» **TASK TO CARRY OUT**
Write the material out again in full, exactly.

═════ SUPPLIED RECORDS

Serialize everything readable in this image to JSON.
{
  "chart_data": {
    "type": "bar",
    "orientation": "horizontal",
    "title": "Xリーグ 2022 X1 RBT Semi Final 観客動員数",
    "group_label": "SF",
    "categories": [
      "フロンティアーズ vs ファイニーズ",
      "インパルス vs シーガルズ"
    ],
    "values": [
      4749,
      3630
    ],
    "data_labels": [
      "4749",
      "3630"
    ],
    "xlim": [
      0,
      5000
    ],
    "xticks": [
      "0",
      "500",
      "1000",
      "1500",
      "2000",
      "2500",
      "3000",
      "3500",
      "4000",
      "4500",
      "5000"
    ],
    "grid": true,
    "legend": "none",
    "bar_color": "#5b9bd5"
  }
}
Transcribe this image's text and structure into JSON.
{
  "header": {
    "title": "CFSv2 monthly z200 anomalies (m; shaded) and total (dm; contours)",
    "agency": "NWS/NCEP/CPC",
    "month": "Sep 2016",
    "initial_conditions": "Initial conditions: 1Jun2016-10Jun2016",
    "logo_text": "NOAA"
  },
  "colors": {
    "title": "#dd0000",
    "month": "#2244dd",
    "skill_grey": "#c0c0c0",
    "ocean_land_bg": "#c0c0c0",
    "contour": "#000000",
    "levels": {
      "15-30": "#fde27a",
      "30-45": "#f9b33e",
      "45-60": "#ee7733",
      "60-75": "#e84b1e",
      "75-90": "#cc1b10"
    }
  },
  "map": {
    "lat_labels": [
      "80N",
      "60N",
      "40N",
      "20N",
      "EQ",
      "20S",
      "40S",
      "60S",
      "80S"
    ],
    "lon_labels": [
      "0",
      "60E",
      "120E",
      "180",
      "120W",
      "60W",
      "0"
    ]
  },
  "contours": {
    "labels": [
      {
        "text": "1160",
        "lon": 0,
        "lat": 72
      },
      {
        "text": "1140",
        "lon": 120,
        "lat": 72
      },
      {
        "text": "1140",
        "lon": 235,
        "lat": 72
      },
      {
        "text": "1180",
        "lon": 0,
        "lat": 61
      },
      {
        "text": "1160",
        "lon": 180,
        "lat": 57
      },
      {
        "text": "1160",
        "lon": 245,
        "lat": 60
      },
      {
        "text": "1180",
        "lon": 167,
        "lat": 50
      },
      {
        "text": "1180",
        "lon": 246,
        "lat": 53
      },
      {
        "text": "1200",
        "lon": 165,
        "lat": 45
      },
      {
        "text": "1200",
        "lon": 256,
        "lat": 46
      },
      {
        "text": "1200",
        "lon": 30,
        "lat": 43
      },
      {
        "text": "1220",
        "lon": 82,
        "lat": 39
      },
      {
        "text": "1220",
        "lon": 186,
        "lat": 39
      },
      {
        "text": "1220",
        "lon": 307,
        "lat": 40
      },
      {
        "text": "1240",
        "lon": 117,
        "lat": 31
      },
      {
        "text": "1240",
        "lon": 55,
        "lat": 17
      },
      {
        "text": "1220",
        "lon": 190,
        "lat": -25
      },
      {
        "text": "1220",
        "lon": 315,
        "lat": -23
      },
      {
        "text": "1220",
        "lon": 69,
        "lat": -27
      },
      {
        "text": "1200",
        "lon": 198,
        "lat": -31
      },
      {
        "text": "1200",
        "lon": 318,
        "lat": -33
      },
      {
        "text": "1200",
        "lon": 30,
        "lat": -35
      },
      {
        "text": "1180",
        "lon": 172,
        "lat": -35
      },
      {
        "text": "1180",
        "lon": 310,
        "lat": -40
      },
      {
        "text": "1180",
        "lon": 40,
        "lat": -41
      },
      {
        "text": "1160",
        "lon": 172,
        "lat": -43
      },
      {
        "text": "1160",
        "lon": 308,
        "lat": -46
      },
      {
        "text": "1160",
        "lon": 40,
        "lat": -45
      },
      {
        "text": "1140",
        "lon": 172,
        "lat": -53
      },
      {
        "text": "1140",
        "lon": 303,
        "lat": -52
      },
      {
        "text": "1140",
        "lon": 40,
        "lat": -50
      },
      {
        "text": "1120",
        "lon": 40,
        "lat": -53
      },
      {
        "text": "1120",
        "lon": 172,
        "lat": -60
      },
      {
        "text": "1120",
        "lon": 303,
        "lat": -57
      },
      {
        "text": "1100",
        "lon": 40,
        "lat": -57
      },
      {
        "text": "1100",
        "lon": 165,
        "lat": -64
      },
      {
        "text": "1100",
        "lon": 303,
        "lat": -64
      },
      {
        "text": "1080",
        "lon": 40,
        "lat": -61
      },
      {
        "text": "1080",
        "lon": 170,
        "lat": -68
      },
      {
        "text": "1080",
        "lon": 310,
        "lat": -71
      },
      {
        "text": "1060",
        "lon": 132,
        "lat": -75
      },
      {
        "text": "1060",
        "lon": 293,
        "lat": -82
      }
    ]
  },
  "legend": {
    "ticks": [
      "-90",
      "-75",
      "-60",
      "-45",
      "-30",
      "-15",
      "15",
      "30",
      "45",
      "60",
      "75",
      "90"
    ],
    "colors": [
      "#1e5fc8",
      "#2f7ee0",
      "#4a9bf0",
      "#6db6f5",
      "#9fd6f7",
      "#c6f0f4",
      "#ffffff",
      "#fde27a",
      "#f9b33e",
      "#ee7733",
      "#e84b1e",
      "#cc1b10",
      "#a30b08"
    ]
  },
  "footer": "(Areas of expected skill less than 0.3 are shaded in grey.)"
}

══════════

» **SOLUTION BELOW**
Serialize everything readable in this image to JSON.
{
  "chart_data": {
    "type": "bar",
    "orientation": "horizontal",
    "title": "Xリーグ 2022 X1 RBT Semi Final 観客動員数",
    "group_label": "SF",
    "categories": [
      "フロンティアーズ vs ファイニーズ",
      "インパルス vs シーガルズ"
    ],
    "values": [
      4749,
      3630
    ],
    "data_labels": [
      "4749",
      "3630"
    ],
    "xlim": [
      0,
      5000
    ],
    "xticks": [
      "0",
      "500",
      "1000",
      "1500",
      "2000",
      "2500",
      "3000",
      "3500",
      "4000",
      "4500",
      "5000"
    ],
    "grid": true,
    "legend": "none",
    "bar_color": "#5b9bd5"
  }
}
Transcribe this image's text and structure into JSON.
{
  "header": {
    "title": "CFSv2 monthly z200 anomalies (m; shaded) and total (dm; contours)",
    "agency": "NWS/NCEP/CPC",
    "month": "Sep 2016",
    "initial_conditions": "Initial conditions: 1Jun2016-10Jun2016",
    "logo_text": "NOAA"
  },
  "colors": {
    "title": "#dd0000",
    "month": "#2244dd",
    "skill_grey": "#c0c0c0",
    "ocean_land_bg": "#c0c0c0",
    "contour": "#000000",
    "levels": {
      "15-30": "#fde27a",
      "30-45": "#f9b33e",
      "45-60": "#ee7733",
      "60-75": "#e84b1e",
      "75-90": "#cc1b10"
    }
  },
  "map": {
    "lat_labels": [
      "80N",
      "60N",
      "40N",
      "20N",
      "EQ",
      "20S",
      "40S",
      "60S",
      "80S"
    ],
    "lon_labels": [
      "0",
      "60E",
      "120E",
      "180",
      "120W",
      "60W",
      "0"
    ]
  },
  "contours": {
    "labels": [
      {
        "text": "1160",
        "lon": 0,
        "lat": 72
      },
      {
        "text": "1140",
        "lon": 120,
        "lat": 72
      },
      {
        "text": "1140",
        "lon": 235,
        "lat": 72
      },
      {
        "text": "1180",
        "lon": 0,
        "lat": 61
      },
      {
        "text": "1160",
        "lon": 180,
        "lat": 57
      },
      {
        "text": "1160",
        "lon": 245,
        "lat": 60
      },
      {
        "text": "1180",
        "lon": 167,
        "lat": 50
      },
      {
        "text": "1180",
        "lon": 246,
        "lat": 53
      },
      {
        "text": "1200",
        "lon": 165,
        "lat": 45
      },
      {
        "text": "1200",
        "lon": 256,
        "lat": 46
      },
      {
        "text": "1200",
        "lon": 30,
        "lat": 43
      },
      {
        "text": "1220",
        "lon": 82,
        "lat": 39
      },
      {
        "text": "1220",
        "lon": 186,
        "lat": 39
      },
      {
        "text": "1220",
        "lon": 307,
        "lat": 40
      },
      {
        "text": "1240",
        "lon": 117,
        "lat": 31
      },
      {
        "text": "1240",
        "lon": 55,
        "lat": 17
      },
      {
        "text": "1220",
        "lon": 190,
        "lat": -25
      },
      {
        "text": "1220",
        "lon": 315,
        "lat": -23
      },
      {
        "text": "1220",
        "lon": 69,
        "lat": -27
      },
      {
        "text": "1200",
        "lon": 198,
        "lat": -31
      },
      {
        "text": "1200",
        "lon": 318,
        "lat": -33
      },
      {
        "text": "1200",
        "lon": 30,
        "lat": -35
      },
      {
        "text": "1180",
        "lon": 172,
        "lat": -35
      },
      {
        "text": "1180",
        "lon": 310,
        "lat": -40
      },
      {
        "text": "1180",
        "lon": 40,
        "lat": -41
      },
      {
        "text": "1160",
        "lon": 172,
        "lat": -43
      },
      {
        "text": "1160",
        "lon": 308,
        "lat": -46
      },
      {
        "text": "1160",
        "lon": 40,
        "lat": -45
      },
      {
        "text": "1140",
        "lon": 172,
        "lat": -53
      },
      {
        "text": "1140",
        "lon": 303,
        "lat": -52
      },
      {
        "text": "1140",
        "lon": 40,
        "lat": -50
      },
      {
        "text": "1120",
        "lon": 40,
        "lat": -53
      },
      {
        "text": "1120",
        "lon": 172,
        "lat": -60
      },
      {
        "text": "1120",
        "lon": 303,
        "lat": -57
      },
      {
        "text": "1100",
        "lon": 40,
        "lat": -57
      },
      {
        "text": "1100",
        "lon": 165,
        "lat": -64
      },
      {
        "text": "1100",
        "lon": 303,
        "lat": -64
      },
      {
        "text": "1080",
        "lon": 40,
        "lat": -61
      },
      {
        "text": "1080",
        "lon": 170,
        "lat": -68
      },
      {
        "text": "1080",
        "lon": 310,
        "lat": -71
      },
      {
        "text": "1060",
        "lon": 132,
        "lat": -75
      },
      {
        "text": "1060",
        "lon": 293,
        "lat": -82
      }
    ]
  },
  "legend": {
    "ticks": [
      "-90",
      "-75",
      "-60",
      "-45",
      "-30",
      "-15",
      "15",
      "30",
      "45",
      "60",
      "75",
      "90"
    ],
    "colors": [
      "#1e5fc8",
      "#2f7ee0",
      "#4a9bf0",
      "#6db6f5",
      "#9fd6f7",
      "#c6f0f4",
      "#ffffff",
      "#fde27a",
      "#f9b33e",
      "#ee7733",
      "#e84b1e",
      "#cc1b10",
      "#a30b08"
    ]
  },
  "footer": "(Areas of expected skill less than 0.3 are shaded in grey.)"
}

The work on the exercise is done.